## Aim:
Search the listing below for the word "خانم" and copy each line that holds it.

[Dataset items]
= = =

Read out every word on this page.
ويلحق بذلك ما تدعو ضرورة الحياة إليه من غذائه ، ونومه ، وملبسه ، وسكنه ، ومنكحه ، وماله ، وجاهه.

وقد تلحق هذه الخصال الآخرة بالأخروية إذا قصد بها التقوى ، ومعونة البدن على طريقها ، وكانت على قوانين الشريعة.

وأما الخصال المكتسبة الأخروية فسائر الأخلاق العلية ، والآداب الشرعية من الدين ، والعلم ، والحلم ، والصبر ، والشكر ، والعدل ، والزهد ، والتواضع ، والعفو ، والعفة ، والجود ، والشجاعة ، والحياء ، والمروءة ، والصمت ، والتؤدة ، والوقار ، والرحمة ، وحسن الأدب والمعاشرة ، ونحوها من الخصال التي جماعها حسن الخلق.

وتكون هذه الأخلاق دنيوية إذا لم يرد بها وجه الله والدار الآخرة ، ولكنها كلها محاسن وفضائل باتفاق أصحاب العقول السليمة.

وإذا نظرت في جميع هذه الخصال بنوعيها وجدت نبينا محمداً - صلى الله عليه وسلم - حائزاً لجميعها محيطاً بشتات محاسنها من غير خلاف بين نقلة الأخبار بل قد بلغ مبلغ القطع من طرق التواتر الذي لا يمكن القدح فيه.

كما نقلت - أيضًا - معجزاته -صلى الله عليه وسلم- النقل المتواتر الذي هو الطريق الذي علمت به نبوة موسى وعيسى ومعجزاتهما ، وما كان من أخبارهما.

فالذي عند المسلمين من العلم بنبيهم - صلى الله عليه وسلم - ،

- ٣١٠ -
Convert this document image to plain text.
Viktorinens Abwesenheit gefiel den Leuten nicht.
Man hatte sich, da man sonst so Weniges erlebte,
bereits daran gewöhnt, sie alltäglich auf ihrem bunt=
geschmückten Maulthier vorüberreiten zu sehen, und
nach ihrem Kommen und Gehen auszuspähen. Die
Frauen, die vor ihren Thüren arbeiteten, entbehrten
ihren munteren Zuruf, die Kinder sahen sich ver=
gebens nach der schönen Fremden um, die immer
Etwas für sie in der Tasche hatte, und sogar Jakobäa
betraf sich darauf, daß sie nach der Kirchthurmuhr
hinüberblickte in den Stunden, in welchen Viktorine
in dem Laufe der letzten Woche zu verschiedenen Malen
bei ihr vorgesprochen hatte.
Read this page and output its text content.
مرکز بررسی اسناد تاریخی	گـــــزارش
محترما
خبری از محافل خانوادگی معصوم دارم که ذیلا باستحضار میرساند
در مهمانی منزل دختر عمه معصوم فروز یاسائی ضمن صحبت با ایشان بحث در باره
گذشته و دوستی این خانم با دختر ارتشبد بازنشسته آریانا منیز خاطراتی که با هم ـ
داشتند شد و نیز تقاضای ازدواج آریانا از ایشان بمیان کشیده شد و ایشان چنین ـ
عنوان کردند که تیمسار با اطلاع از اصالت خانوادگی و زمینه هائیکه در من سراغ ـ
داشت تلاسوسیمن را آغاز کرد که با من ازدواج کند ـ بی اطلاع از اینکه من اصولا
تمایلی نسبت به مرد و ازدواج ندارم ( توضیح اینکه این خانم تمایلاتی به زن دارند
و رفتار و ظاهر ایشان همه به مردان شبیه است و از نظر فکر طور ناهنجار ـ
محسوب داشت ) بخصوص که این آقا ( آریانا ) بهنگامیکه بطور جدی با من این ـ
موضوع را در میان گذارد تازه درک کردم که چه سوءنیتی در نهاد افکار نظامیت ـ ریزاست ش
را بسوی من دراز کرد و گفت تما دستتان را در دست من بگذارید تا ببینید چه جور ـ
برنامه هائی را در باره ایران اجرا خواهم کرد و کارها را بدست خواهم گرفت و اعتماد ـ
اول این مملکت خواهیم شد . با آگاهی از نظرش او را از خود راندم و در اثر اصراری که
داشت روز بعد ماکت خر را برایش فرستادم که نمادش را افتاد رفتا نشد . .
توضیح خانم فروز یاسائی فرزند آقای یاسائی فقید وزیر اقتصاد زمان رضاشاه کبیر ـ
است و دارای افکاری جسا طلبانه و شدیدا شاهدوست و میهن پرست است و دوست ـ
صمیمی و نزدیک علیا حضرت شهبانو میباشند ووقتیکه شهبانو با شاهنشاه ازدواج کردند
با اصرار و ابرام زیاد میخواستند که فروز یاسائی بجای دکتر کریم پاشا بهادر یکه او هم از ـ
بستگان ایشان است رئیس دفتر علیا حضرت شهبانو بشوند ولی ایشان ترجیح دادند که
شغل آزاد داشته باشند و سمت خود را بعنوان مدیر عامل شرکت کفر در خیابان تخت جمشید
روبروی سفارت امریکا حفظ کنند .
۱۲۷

= = =

## Final answer:
گذشته و دوستی این خانم با دختر ارتشبد بازنشسته آریانا منیز خاطراتی که با هم ـ
تمایلی نسبت به مرد و ازدواج ندارم ( توضیح اینکه این خانم تمایلاتی به زن دارند
توضیح خانم فروز یاسائی فرزند آقای یاسائی فقید وزیر اقتصاد زمان رضاشاه کبیر ـ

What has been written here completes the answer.